## START INFORMATION SUPPLIED
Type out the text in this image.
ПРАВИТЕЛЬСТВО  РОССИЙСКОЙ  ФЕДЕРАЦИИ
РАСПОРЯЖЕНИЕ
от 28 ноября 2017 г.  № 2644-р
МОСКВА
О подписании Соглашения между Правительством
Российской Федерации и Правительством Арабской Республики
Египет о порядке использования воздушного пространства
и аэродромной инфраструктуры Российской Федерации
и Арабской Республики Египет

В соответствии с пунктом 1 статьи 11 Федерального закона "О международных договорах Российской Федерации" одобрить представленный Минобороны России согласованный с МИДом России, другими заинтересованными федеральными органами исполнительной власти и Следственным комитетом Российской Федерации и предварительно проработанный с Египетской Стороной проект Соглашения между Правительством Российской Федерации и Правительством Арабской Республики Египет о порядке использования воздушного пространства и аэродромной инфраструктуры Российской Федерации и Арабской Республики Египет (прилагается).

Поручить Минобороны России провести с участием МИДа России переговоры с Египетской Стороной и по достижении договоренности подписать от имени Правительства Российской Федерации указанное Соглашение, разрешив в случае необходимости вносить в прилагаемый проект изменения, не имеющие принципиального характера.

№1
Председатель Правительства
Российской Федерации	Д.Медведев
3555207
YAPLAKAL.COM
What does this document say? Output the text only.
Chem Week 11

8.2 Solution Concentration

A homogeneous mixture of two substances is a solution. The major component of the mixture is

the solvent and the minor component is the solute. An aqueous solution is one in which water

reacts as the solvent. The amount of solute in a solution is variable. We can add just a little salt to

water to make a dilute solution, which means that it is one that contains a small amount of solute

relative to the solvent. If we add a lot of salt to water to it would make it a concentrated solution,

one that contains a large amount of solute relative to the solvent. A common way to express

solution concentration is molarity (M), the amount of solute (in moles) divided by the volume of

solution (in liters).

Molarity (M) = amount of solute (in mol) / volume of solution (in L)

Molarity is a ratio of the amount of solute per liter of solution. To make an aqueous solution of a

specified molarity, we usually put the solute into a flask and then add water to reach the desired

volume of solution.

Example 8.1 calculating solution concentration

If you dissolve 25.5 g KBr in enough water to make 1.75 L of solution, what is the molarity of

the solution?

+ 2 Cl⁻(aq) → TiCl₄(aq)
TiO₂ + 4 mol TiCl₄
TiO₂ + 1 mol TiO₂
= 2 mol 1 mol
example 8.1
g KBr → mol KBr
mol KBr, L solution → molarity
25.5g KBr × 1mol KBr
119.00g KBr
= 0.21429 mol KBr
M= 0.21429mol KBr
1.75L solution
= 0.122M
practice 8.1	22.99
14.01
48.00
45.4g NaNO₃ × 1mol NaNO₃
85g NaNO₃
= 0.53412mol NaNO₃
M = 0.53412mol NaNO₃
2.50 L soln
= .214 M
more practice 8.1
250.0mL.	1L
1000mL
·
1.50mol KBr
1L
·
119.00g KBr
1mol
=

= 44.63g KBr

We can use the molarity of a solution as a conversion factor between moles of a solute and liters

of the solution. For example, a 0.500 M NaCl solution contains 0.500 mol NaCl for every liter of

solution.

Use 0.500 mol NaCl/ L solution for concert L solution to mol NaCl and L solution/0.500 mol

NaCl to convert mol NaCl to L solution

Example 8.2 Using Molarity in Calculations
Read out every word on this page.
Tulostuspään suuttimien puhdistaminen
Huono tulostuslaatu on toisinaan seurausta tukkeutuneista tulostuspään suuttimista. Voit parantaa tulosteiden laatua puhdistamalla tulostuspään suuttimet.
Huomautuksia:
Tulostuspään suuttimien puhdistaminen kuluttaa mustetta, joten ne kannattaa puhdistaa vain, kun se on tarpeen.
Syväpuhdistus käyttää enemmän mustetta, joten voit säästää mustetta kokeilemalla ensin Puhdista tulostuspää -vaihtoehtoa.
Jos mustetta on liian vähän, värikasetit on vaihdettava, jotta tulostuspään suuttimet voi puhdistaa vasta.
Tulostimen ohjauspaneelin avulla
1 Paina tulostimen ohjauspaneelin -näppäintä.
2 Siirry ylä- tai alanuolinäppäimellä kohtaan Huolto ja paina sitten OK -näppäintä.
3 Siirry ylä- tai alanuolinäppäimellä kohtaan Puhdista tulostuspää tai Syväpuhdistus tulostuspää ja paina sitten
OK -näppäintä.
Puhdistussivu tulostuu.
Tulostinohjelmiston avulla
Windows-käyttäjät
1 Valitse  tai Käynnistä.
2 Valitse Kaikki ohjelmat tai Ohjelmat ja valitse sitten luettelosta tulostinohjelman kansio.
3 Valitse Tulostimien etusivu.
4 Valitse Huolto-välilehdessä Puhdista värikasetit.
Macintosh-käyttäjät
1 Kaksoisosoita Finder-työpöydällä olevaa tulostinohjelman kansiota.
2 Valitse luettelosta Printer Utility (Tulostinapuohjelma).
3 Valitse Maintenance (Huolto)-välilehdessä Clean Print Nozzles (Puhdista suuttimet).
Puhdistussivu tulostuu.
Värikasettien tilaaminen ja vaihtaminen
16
## END INFORMATION SUPPLIED
◆ **THE PROBLEM**
Repeat exactly, and only, the lines from the line containing "Read out every word on this page." through the last line of the records above, both included.

◆ **SOLUTION TO THIS PROBLEM**
Read out every word on this page.
Tulostuspään suuttimien puhdistaminen
Huono tulostuslaatu on toisinaan seurausta tukkeutuneista tulostuspään suuttimista. Voit parantaa tulosteiden laatua puhdistamalla tulostuspään suuttimet.
Huomautuksia:
Tulostuspään suuttimien puhdistaminen kuluttaa mustetta, joten ne kannattaa puhdistaa vain, kun se on tarpeen.
Syväpuhdistus käyttää enemmän mustetta, joten voit säästää mustetta kokeilemalla ensin Puhdista tulostuspää -vaihtoehtoa.
Jos mustetta on liian vähän, värikasetit on vaihdettava, jotta tulostuspään suuttimet voi puhdistaa vasta.
Tulostimen ohjauspaneelin avulla
1 Paina tulostimen ohjauspaneelin -näppäintä.
2 Siirry ylä- tai alanuolinäppäimellä kohtaan Huolto ja paina sitten OK -näppäintä.
3 Siirry ylä- tai alanuolinäppäimellä kohtaan Puhdista tulostuspää tai Syväpuhdistus tulostuspää ja paina sitten
OK -näppäintä.
Puhdistussivu tulostuu.
Tulostinohjelmiston avulla
Windows-käyttäjät
1 Valitse  tai Käynnistä.
2 Valitse Kaikki ohjelmat tai Ohjelmat ja valitse sitten luettelosta tulostinohjelman kansio.
3 Valitse Tulostimien etusivu.
4 Valitse Huolto-välilehdessä Puhdista värikasetit.
Macintosh-käyttäjät
1 Kaksoisosoita Finder-työpöydällä olevaa tulostinohjelman kansiota.
2 Valitse luettelosta Printer Utility (Tulostinapuohjelma).
3 Valitse Maintenance (Huolto)-välilehdessä Clean Print Nozzles (Puhdista suuttimet).
Puhdistussivu tulostuu.
Värikasettien tilaaminen ja vaihtaminen
16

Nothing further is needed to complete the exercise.